YOUR OBJECTIVE
In the entries below, take everything from the line containing "value-cell: 1 502" down to the line containing "84, 518, 130]", including both of those lines. Format those lines as a JSON list of strings with one string per line and any blank lines omitted.

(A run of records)
* * * *

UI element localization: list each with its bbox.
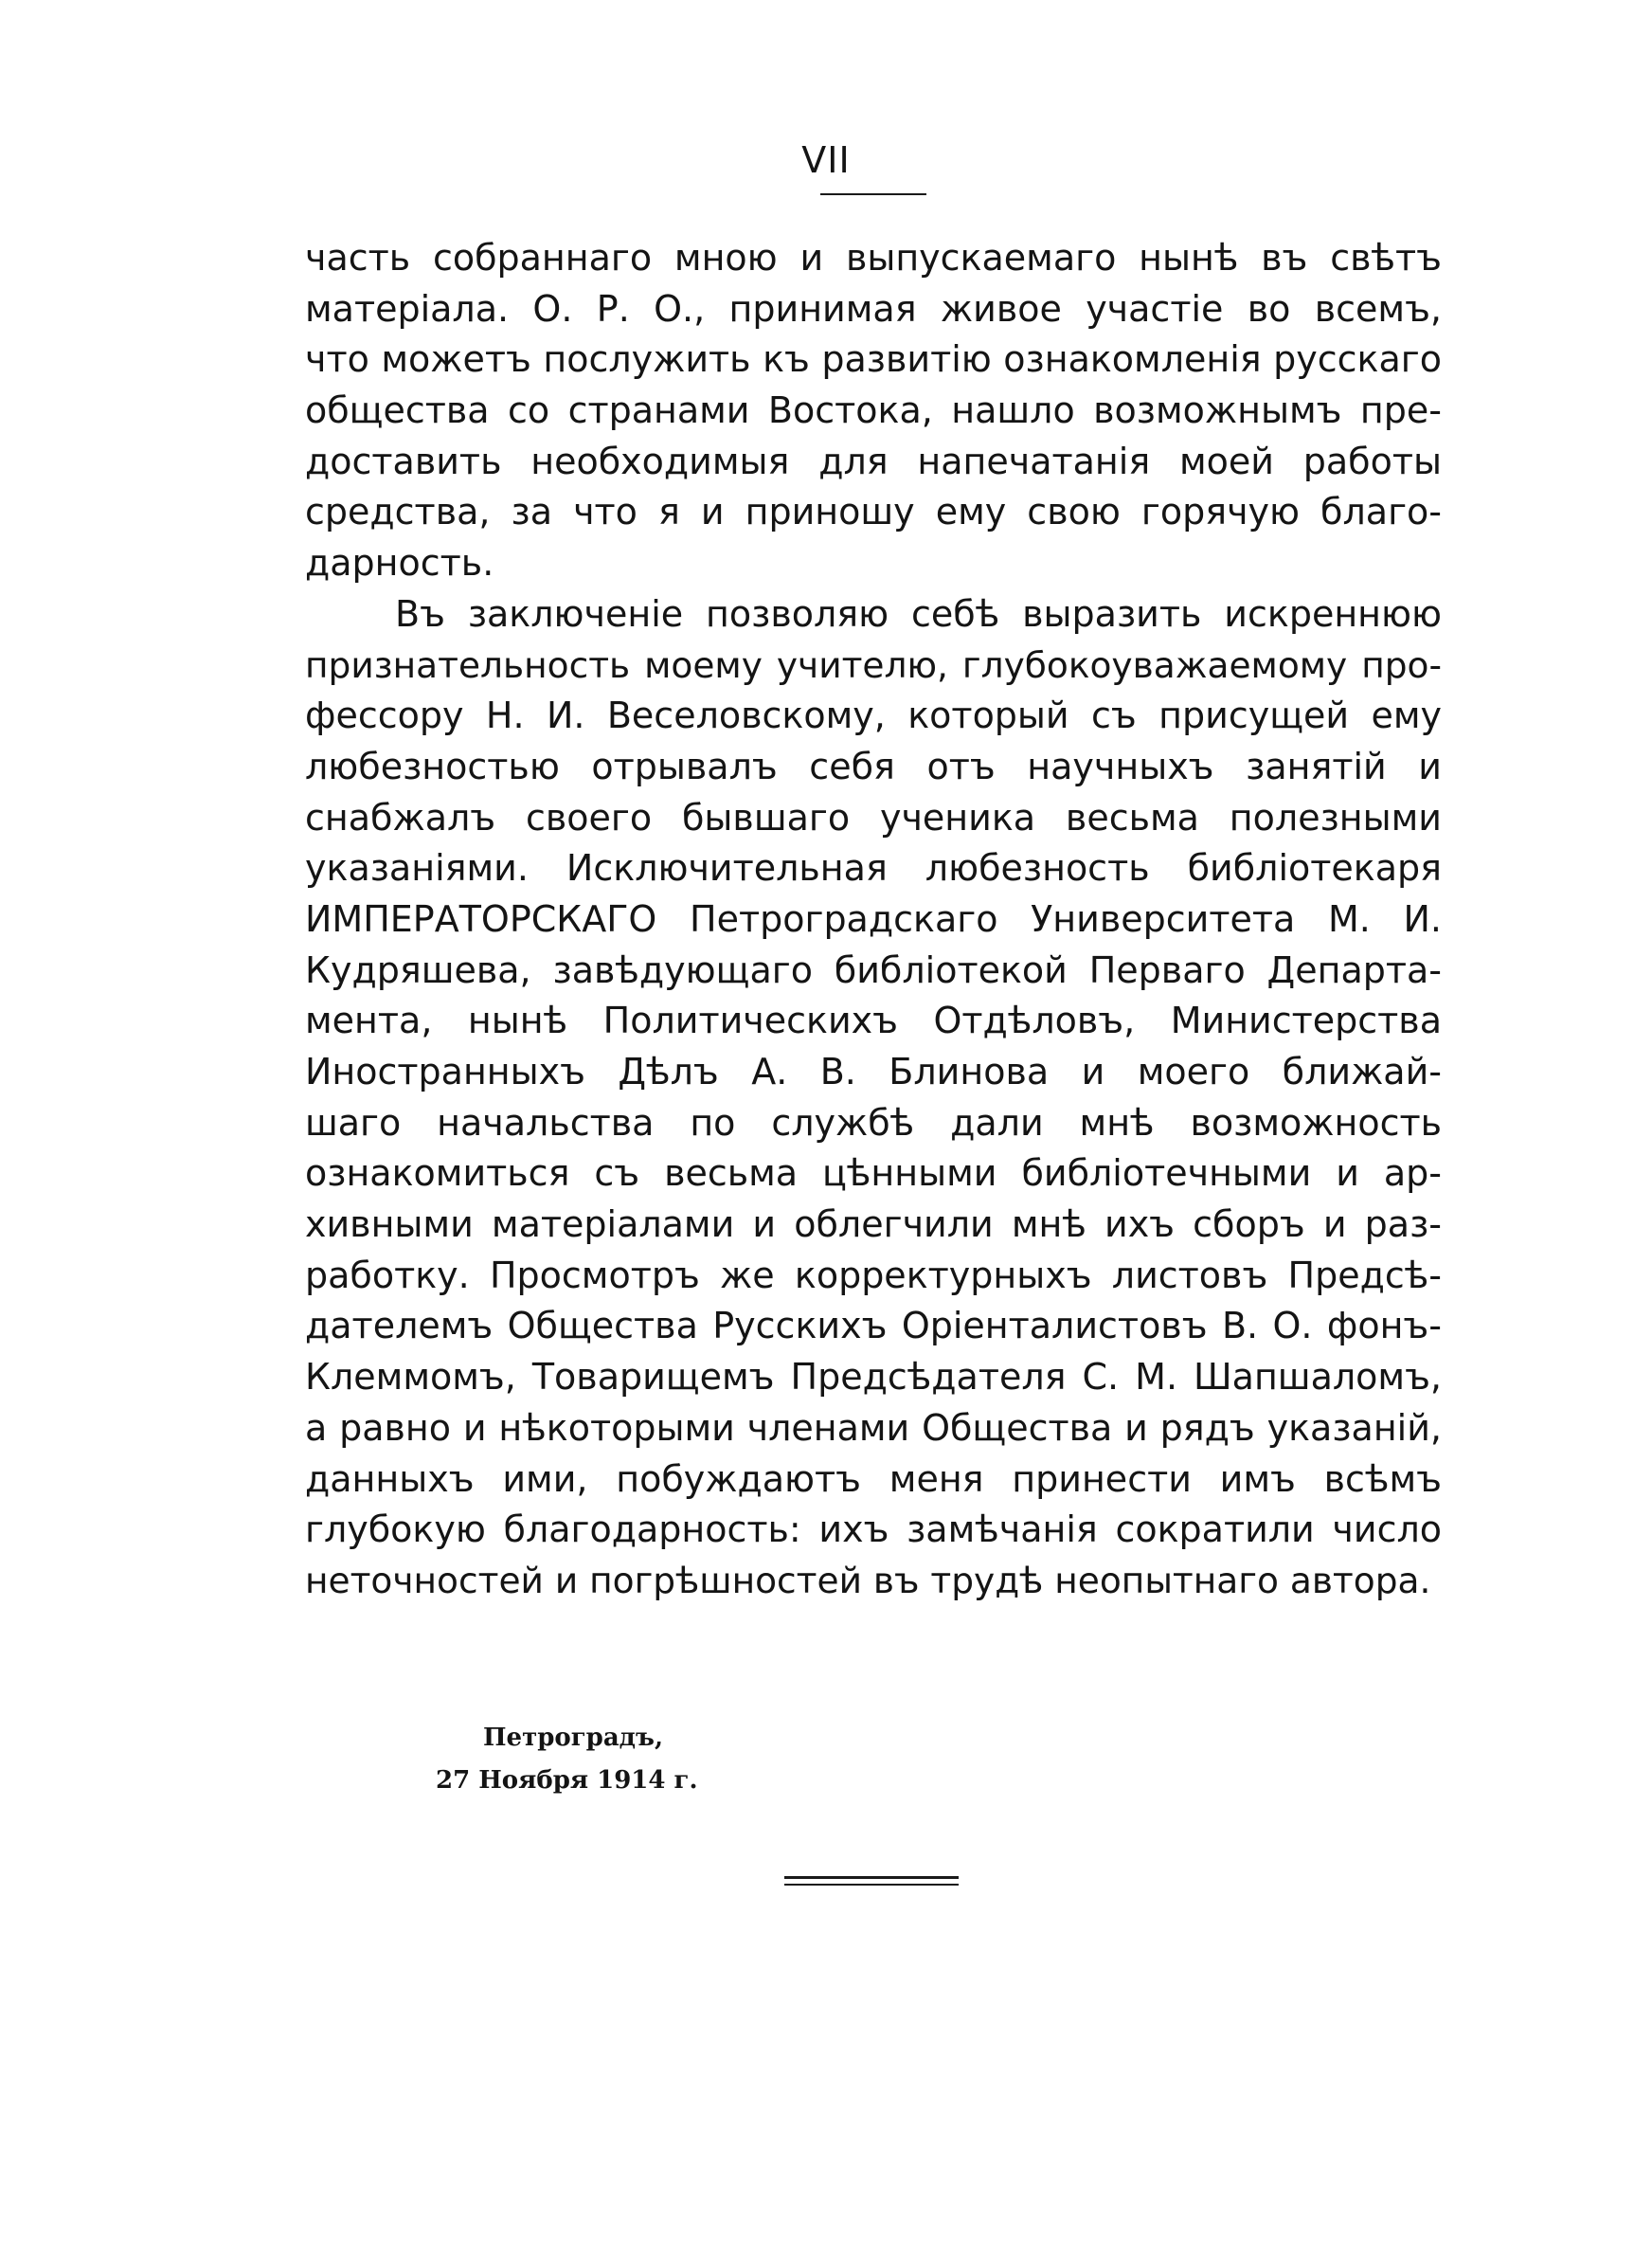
text-line: Кудряшева, завѣдующаго библіотекой Перваго Департа- — [305, 948, 1442, 991]
text-line: работку. Просмотръ же корректурныхъ листовъ Предсѣ- — [305, 1254, 1442, 1296]
text-line: указаніями. Исключительная любезность библіотекаря — [305, 847, 1442, 890]
signature-date: 27 Ноября 1914 г. — [436, 1766, 698, 1795]
text-line: Клеммомъ, Товарищемъ Предсѣдателя С. М. Шапшаломъ, — [305, 1356, 1442, 1399]
signature-place: Петроградъ, — [483, 1724, 664, 1752]
text-line: дарность. — [305, 542, 494, 585]
text-line: матеріала. О. Р. О., принимая живое участіе во всемъ, — [305, 287, 1442, 330]
text-line: а равно и нѣкоторыми членами Общества и рядъ указаній, — [305, 1406, 1442, 1449]
text-line: дателемъ Общества Русскихъ Оріенталистовъ В. О. фонъ- — [305, 1305, 1442, 1347]
end-divider-top — [784, 1876, 959, 1879]
text-line: ознакомиться съ весьма цѣнными библіотечными и ар- — [305, 1152, 1442, 1195]
signature-block — [436, 1717, 698, 1802]
text-line: средства, за что я и приношу ему свою горячую благо- — [305, 491, 1442, 533]
text-line: мента, нынѣ Политическихъ Отдѣловъ, Министерства — [305, 1000, 1442, 1042]
page-number: VII — [801, 139, 851, 181]
text-line: что можетъ послужить къ развитію ознакомленія русскаго — [305, 338, 1442, 381]
text-line: Въ заключеніе позволяю себѣ выразить искреннюю — [395, 592, 1442, 635]
text-line: фессору Н. И. Веселовскому, который съ присущей ему — [305, 695, 1442, 737]
text-line: ИМПЕРАТОРСКАГО Петроградскаго Университета М. И. — [305, 897, 1442, 940]
text-line: хивными матеріалами и облегчили мнѣ ихъ сборъ и раз- — [305, 1203, 1442, 1246]
page-number-underline — [820, 193, 926, 195]
main-text — [305, 233, 1442, 1607]
text-line: общества со странами Востока, нашло возможнымъ пре- — [305, 389, 1442, 432]
text-line: Иностранныхъ Дѣлъ А. В. Блинова и моего ближай- — [305, 1051, 1442, 1092]
end-divider-bottom — [784, 1884, 959, 1886]
text-line: глубокую благодарность: ихъ замѣчанія сократили число — [305, 1508, 1442, 1551]
text-line: признательность моему учителю, глубокоуважаемому про- — [305, 643, 1442, 686]
paragraph-acknowledgement-funding — [305, 233, 1442, 589]
text-line: любезностью отрывалъ себя отъ научныхъ занятій и — [305, 745, 1442, 787]
text-line: шаго начальства по службѣ дали мнѣ возможность — [305, 1101, 1442, 1144]
text-line: часть собраннаго мною и выпускаемаго нынѣ въ свѣтъ — [305, 237, 1442, 279]
text-line: снабжалъ своего бывшаго ученика весьма полезными — [305, 796, 1442, 839]
text-line: данныхъ ими, побуждаютъ меня принести имъ всѣмъ — [305, 1457, 1442, 1500]
paragraph-acknowledgement-people — [305, 589, 1442, 1607]
text-line: неточностей и погрѣшностей въ трудѣ неопытнаго автора. — [305, 1559, 1431, 1601]
text-line: доставить необходимыя для напечатанія моей работы — [305, 440, 1442, 482]
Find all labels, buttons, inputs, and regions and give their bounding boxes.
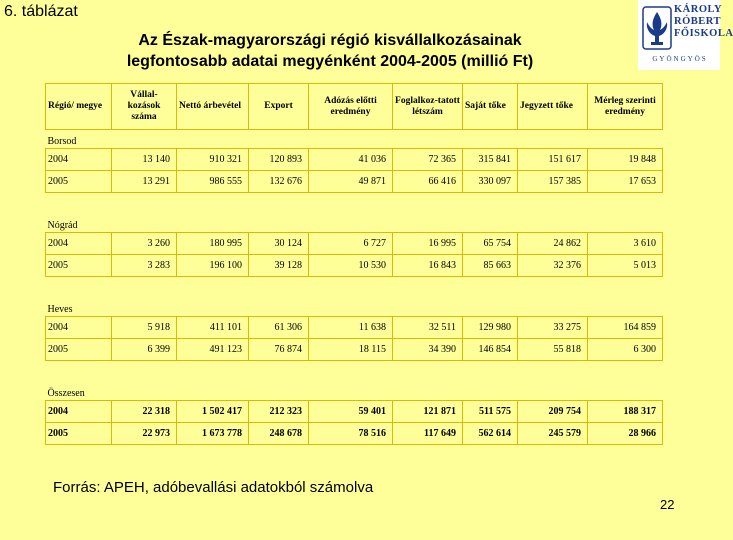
value-cell: 1 502 417	[177, 401, 249, 423]
value-cell: 157 385	[518, 171, 588, 193]
value-cell: 17 653	[588, 171, 663, 193]
value-cell: 16 995	[393, 233, 463, 255]
value-cell: 196 100	[177, 255, 249, 277]
header-equity: Saját tőke	[463, 84, 518, 130]
value-cell: 16 843	[393, 255, 463, 277]
value-cell: 3 260	[112, 233, 177, 255]
header-export: Export	[249, 84, 309, 130]
college-logo	[638, 0, 733, 70]
value-cell: 28 966	[588, 423, 663, 445]
value-cell: 22 973	[112, 423, 177, 445]
value-cell: 1 673 778	[177, 423, 249, 445]
year-cell: 2004	[46, 317, 112, 339]
header-employees: Foglalkoz-tatott létszám	[393, 84, 463, 130]
group-label: Heves	[46, 277, 663, 317]
table-row	[46, 317, 663, 339]
value-cell: 248 678	[249, 423, 309, 445]
group-label: Összesen	[46, 361, 663, 401]
value-cell: 72 365	[393, 149, 463, 171]
header-subscribed-capital: Jegyzett tőke	[518, 84, 588, 130]
value-cell: 6 727	[309, 233, 393, 255]
value-cell: 910 321	[177, 149, 249, 171]
group-row	[46, 277, 663, 317]
value-cell: 5 918	[112, 317, 177, 339]
value-cell: 188 317	[588, 401, 663, 423]
value-cell: 180 995	[177, 233, 249, 255]
value-cell: 3 283	[112, 255, 177, 277]
title-line-2: legfontosabb adatai megyénként 2004-2005 (millió Ft)	[126, 53, 534, 70]
header-balance-profit: Mérleg szerinti eredmény	[588, 84, 663, 130]
value-cell: 19 848	[588, 149, 663, 171]
value-cell: 78 516	[309, 423, 393, 445]
table-row	[46, 401, 663, 423]
value-cell: 129 980	[463, 317, 518, 339]
value-cell: 61 306	[249, 317, 309, 339]
value-cell: 10 530	[309, 255, 393, 277]
source-note: Forrás: APEH, adóbevallási adatokból számolva	[53, 479, 374, 496]
year-cell: 2005	[46, 171, 112, 193]
value-cell: 117 649	[393, 423, 463, 445]
header-region: Régió/ megye	[46, 84, 112, 130]
year-cell: 2005	[46, 339, 112, 361]
value-cell: 32 376	[518, 255, 588, 277]
value-cell: 5 013	[588, 255, 663, 277]
value-cell: 85 663	[463, 255, 518, 277]
value-cell: 562 614	[463, 423, 518, 445]
value-cell: 3 610	[588, 233, 663, 255]
header-net-revenue: Nettó árbevétel	[177, 84, 249, 130]
value-cell: 13 291	[112, 171, 177, 193]
value-cell: 146 854	[463, 339, 518, 361]
value-cell: 209 754	[518, 401, 588, 423]
value-cell: 30 124	[249, 233, 309, 255]
group-row	[46, 361, 663, 401]
value-cell: 121 871	[393, 401, 463, 423]
year-cell: 2004	[46, 401, 112, 423]
value-cell: 13 140	[112, 149, 177, 171]
table-row	[46, 233, 663, 255]
group-label: Nógrád	[46, 193, 663, 233]
group-row	[46, 130, 663, 149]
value-cell: 49 871	[309, 171, 393, 193]
table-row	[46, 423, 663, 445]
table-header-row	[46, 84, 663, 130]
title-line-1: Az Észak-magyarországi régió kisvállalkozásainak	[138, 32, 522, 49]
value-cell: 411 101	[177, 317, 249, 339]
value-cell: 212 323	[249, 401, 309, 423]
value-cell: 151 617	[518, 149, 588, 171]
value-cell: 41 036	[309, 149, 393, 171]
value-cell: 120 893	[249, 149, 309, 171]
table-row	[46, 149, 663, 171]
value-cell: 39 128	[249, 255, 309, 277]
table-row	[46, 171, 663, 193]
value-cell: 18 115	[309, 339, 393, 361]
page-title	[60, 30, 600, 72]
table-label: 6. táblázat	[4, 3, 78, 20]
value-cell: 315 841	[463, 149, 518, 171]
value-cell: 33 275	[518, 317, 588, 339]
value-cell: 76 874	[249, 339, 309, 361]
logo-city: GYÖNGYÖS	[652, 55, 708, 63]
data-table	[45, 83, 663, 445]
value-cell: 491 123	[177, 339, 249, 361]
group-label: Borsod	[46, 130, 663, 149]
value-cell: 986 555	[177, 171, 249, 193]
value-cell: 245 579	[518, 423, 588, 445]
page-number: 22	[660, 497, 675, 512]
value-cell: 59 401	[309, 401, 393, 423]
value-cell: 511 575	[463, 401, 518, 423]
value-cell: 66 416	[393, 171, 463, 193]
header-enterprises: Vállal-kozások száma	[112, 84, 177, 130]
value-cell: 132 676	[249, 171, 309, 193]
value-cell: 65 754	[463, 233, 518, 255]
group-row	[46, 193, 663, 233]
lily-emblem-icon	[642, 6, 672, 50]
year-cell: 2004	[46, 233, 112, 255]
value-cell: 24 862	[518, 233, 588, 255]
value-cell: 55 818	[518, 339, 588, 361]
logo-text: KÁROLY RÓBERT FŐISKOLA	[674, 4, 733, 39]
value-cell: 22 318	[112, 401, 177, 423]
table-row	[46, 255, 663, 277]
value-cell: 11 638	[309, 317, 393, 339]
year-cell: 2005	[46, 255, 112, 277]
value-cell: 6 300	[588, 339, 663, 361]
table-row	[46, 339, 663, 361]
value-cell: 32 511	[393, 317, 463, 339]
year-cell: 2005	[46, 423, 112, 445]
value-cell: 34 390	[393, 339, 463, 361]
header-pretax-profit: Adózás előtti eredmény	[309, 84, 393, 130]
value-cell: 6 399	[112, 339, 177, 361]
value-cell: 164 859	[588, 317, 663, 339]
year-cell: 2004	[46, 149, 112, 171]
value-cell: 330 097	[463, 171, 518, 193]
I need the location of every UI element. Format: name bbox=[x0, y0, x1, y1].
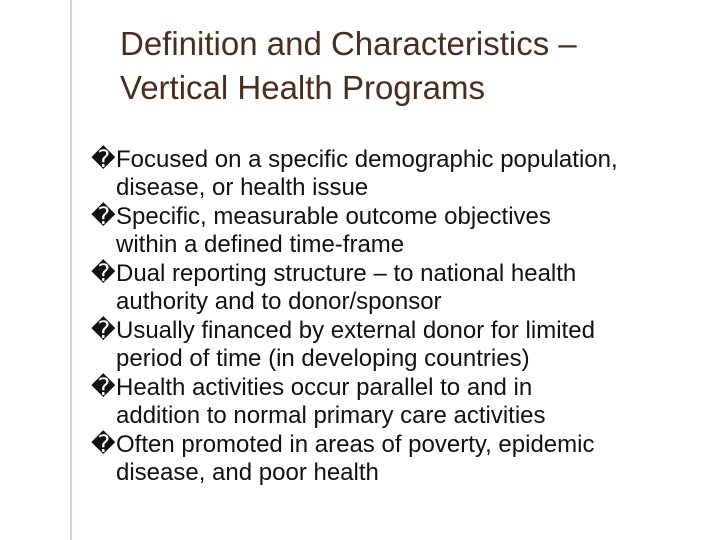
bullet-item-3 bbox=[91, 260, 703, 317]
bullet-item-5-line-2: addition to normal primary care activities bbox=[116, 402, 546, 429]
bullet-item-2 bbox=[91, 203, 703, 260]
bullet-item-3-line-2: authority and to donor/sponsor bbox=[116, 288, 442, 315]
bullet-item-5 bbox=[91, 374, 703, 431]
bullet-item-5-line-1: Health activities occur parallel to and in bbox=[116, 374, 533, 401]
slide-title-line-2: Vertical Health Programs bbox=[120, 69, 485, 106]
bullet-item-4-line-1: Usually financed by external donor for limited bbox=[116, 317, 595, 344]
bullet-item-6 bbox=[91, 431, 703, 488]
bullet-marker-icon: � bbox=[91, 317, 116, 344]
bullet-marker-icon: � bbox=[91, 203, 116, 230]
slide-title-line-1: Definition and Characteristics – bbox=[120, 25, 577, 62]
bullet-item-6-line-1: Often promoted in areas of poverty, epidemic bbox=[116, 431, 595, 458]
bullet-item-2-line-1: Specific, measurable outcome objectives bbox=[116, 203, 551, 230]
bullet-item-2-line-2: within a defined time-frame bbox=[116, 231, 405, 258]
bullet-list bbox=[91, 146, 703, 488]
bullet-item-4 bbox=[91, 317, 703, 374]
slide-title bbox=[120, 22, 700, 110]
bullet-marker-icon: � bbox=[91, 146, 116, 173]
bullet-item-3-line-1: Dual reporting structure – to national health bbox=[116, 260, 577, 287]
bullet-item-4-line-2: period of time (in developing countries) bbox=[116, 345, 530, 372]
bullet-item-1 bbox=[91, 146, 703, 203]
bullet-marker-icon: � bbox=[91, 374, 116, 401]
bullet-marker-icon: � bbox=[91, 260, 116, 287]
slide-left-rule bbox=[70, 0, 72, 540]
bullet-item-6-line-2: disease, and poor health bbox=[116, 459, 379, 486]
bullet-item-1-line-1: Focused on a specific demographic population, bbox=[116, 146, 618, 173]
bullet-marker-icon: � bbox=[91, 431, 116, 458]
bullet-item-1-line-2: disease, or health issue bbox=[116, 174, 369, 201]
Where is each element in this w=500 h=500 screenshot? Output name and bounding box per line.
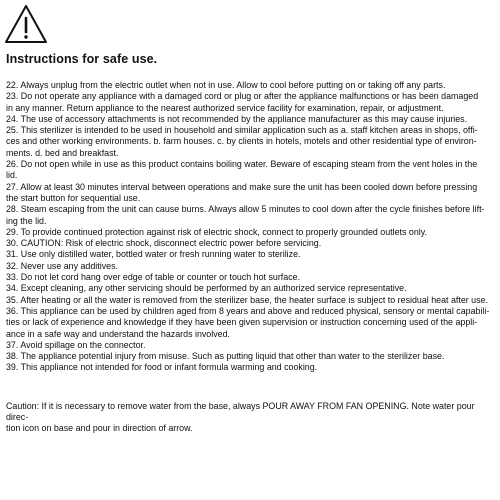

* * * *

WRITTEN SOLUTION
[
  "value-cell: 1 502 417\t[177, 401, 249, 423]",
  "value-cell: 157 385\t[518, 171, 588, 193]",
  "value-cell: 17 653\t[588, 171, 663, 193]",
  "value-cell: 16 995\t[393, 233, 463, 255]",
  "value-cell: 196 100\t[177, 255, 249, 277]",
  "header-equity: Saját tőke\t[463, 84, 518, 130]"
]